Stated goal A
Answer these questions from the section on the board's fiduciary duties:
(i) Under which body of law would the Representatives be treated as corporate directors?
(ii) Which article of the agreement provides exculpation or indemnification for Board members?
(iii) Which two fiduciary duties are named as included?
Stated goal B
Carry on the section on the board's fiduciary duties past its final sentence.

Document section
* BEGIN *
4.8    Fiduciary Duties of the Board. Without limiting the applicability of any other provision of this Agreement, which shall control notwithstanding anything to the contrary in this Section 4.8 , the following provisions shall be applicable to the Board and the Representatives in their capacity as members of the Board:
(a)     The Representatives and the decisions of the Board shall have the benefit of the business judgment rule to the same extent as the Representatives and such decisions would be afforded the benefit of such rule if the Board were a board of directors of a corporation organized under the Delaware General Corporation Law.
(b)     The Representatives shall have the same fiduciary duties, including the duties of care and loyalty, as such persons would have if such persons were directors of a corporation organized under the Delaware General Corporation Law, but in no event shall any Board member be liable for any action or inaction for which exculpation or indemnification is provided under Article VI .
(c)     Notwithstanding any other provision of this Agreement or applicable law, whenever in this Agreement a Person who is a Member or a Representative appointed or elected pursuant to this Agreement is permitted or required to make a decision or take an action in the capacity as an investor or holder of Units or on behalf of a Member (including as a partner, officer, representative or owner of an entity that is a Member) (and not in the capacity as a Representative), such Person in making such decisions or taking such actions shall not be subject to any fiduciary duties he, she or it would otherwise have as a Representative and shall be entitled to consider only such interests and facts as such Person desires, including his, her or its own interests or those of his, her or its Affiliates, and shall, to the fullest extent permitted by applicable law, have no duty or obligation to give any consideration to any interest of or factors affecting the Company or any other Person.
* END *
Source excerpt
* BEGIN *
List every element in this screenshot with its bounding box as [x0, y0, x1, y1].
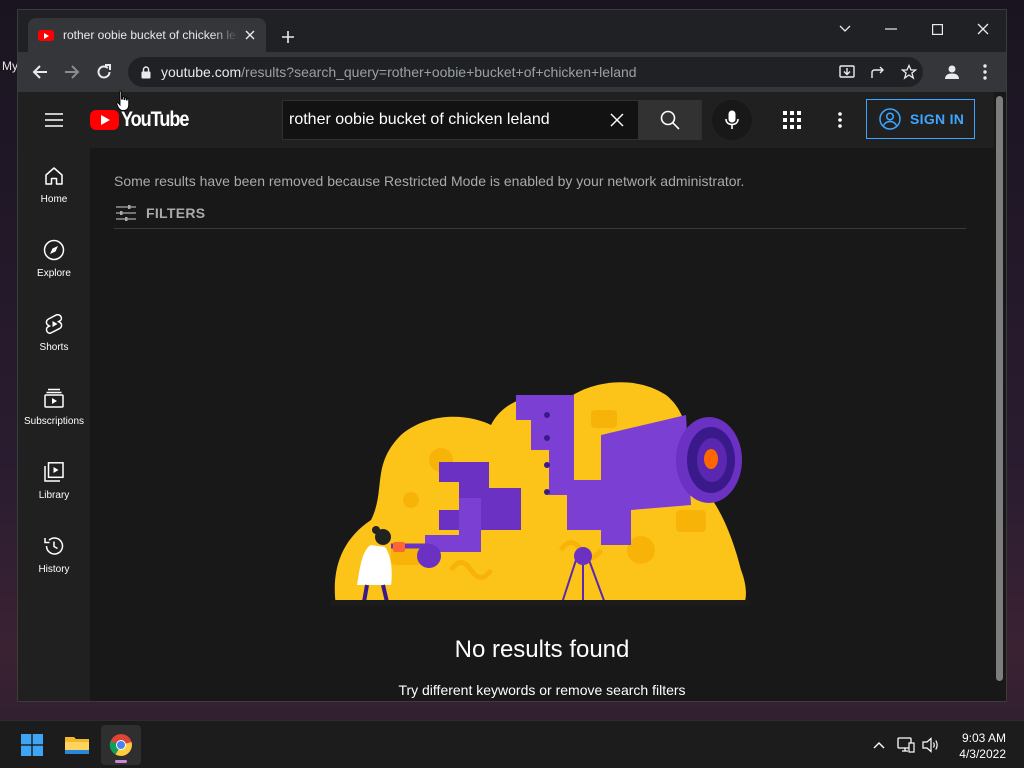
* END *
Task result A
(i) The Delaware General Corporation Law.
(ii) Article VI.
(iii) The duties of care and loyalty.

Task result B
ARTICLE V
UNITHOLDERS
5.1    Limitation of Liability. Except as otherwise provided by applicable laws or as set forth in Section 3.5 , the debts, obligations and liabilities of the Company, whether arising in contract, tort or otherwise, shall be solely the debts, obligations and liabilities of the Company, and no Unitholder shall be obligated personally for any such debt, obligation or liability of the Company solely by reason of being a Unitholder or acting as a Representative of the Company; provided that, pursuant to Section 3.1(e) , a Unitholder shall be required to return to the Company any Distribution made to it in clear and manifest accounting or similar error and may be required to provide indemnification pursuant to a sale pursuant to Section 9.5 or an Approved Sale under Section 9.6 . The immediately preceding sentence shall constitute a compromise to which all Unitholders have consented within the meaning of the Delaware Act. Notwithstanding anything contained herein to the contrary, the failure of the Company to observe any formalities or requirements relating to the exercise of its powers or management of its business and affairs under this Agreement or the Delaware Act shall not be grounds for imposing personal liability on the Unitholders for liabilities of the Company.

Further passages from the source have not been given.